--- BEGIN ---

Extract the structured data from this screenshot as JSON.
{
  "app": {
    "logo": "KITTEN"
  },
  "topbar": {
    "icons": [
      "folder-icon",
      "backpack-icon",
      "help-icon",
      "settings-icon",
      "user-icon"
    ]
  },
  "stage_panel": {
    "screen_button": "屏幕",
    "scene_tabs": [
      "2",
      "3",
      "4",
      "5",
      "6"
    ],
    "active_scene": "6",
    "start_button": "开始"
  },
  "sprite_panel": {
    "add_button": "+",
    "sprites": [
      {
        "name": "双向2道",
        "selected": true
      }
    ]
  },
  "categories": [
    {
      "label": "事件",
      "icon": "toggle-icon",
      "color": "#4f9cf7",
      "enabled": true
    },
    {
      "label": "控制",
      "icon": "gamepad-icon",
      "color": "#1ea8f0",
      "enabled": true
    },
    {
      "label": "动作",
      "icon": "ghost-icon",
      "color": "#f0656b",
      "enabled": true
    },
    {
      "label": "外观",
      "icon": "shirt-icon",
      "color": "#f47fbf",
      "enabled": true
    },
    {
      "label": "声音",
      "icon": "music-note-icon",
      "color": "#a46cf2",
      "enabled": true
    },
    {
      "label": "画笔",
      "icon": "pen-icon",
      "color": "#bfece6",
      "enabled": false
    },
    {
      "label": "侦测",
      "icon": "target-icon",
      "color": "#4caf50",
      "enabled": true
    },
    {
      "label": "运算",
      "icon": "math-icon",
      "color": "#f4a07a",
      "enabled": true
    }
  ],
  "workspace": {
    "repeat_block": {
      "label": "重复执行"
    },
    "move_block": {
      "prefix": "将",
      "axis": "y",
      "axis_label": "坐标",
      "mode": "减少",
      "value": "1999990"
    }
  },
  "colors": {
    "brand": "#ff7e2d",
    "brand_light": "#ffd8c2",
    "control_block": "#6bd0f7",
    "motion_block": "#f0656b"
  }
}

--- END ---

▸ CHALLENGE: Output the records exactly, including every line.

▸ EXERCISE RESPONSE:
Extract the structured data from this screenshot as JSON.
{
  "app": {
    "logo": "KITTEN"
  },
  "topbar": {
    "icons": [
      "folder-icon",
      "backpack-icon",
      "help-icon",
      "settings-icon",
      "user-icon"
    ]
  },
  "stage_panel": {
    "screen_button": "屏幕",
    "scene_tabs": [
      "2",
      "3",
      "4",
      "5",
      "6"
    ],
    "active_scene": "6",
    "start_button": "开始"
  },
  "sprite_panel": {
    "add_button": "+",
    "sprites": [
      {
        "name": "双向2道",
        "selected": true
      }
    ]
  },
  "categories": [
    {
      "label": "事件",
      "icon": "toggle-icon",
      "color": "#4f9cf7",
      "enabled": true
    },
    {
      "label": "控制",
      "icon": "gamepad-icon",
      "color": "#1ea8f0",
      "enabled": true
    },
    {
      "label": "动作",
      "icon": "ghost-icon",
      "color": "#f0656b",
      "enabled": true
    },
    {
      "label": "外观",
      "icon": "shirt-icon",
      "color": "#f47fbf",
      "enabled": true
    },
    {
      "label": "声音",
      "icon": "music-note-icon",
      "color": "#a46cf2",
      "enabled": true
    },
    {
      "label": "画笔",
      "icon": "pen-icon",
      "color": "#bfece6",
      "enabled": false
    },
    {
      "label": "侦测",
      "icon": "target-icon",
      "color": "#4caf50",
      "enabled": true
    },
    {
      "label": "运算",
      "icon": "math-icon",
      "color": "#f4a07a",
      "enabled": true
    }
  ],
  "workspace": {
    "repeat_block": {
      "label": "重复执行"
    },
    "move_block": {
      "prefix": "将",
      "axis": "y",
      "axis_label": "坐标",
      "mode": "减少",
      "value": "1999990"
    }
  },
  "colors": {
    "brand": "#ff7e2d",
    "brand_light": "#ffd8c2",
    "control_block": "#6bd0f7",
    "motion_block": "#f0656b"
  }
}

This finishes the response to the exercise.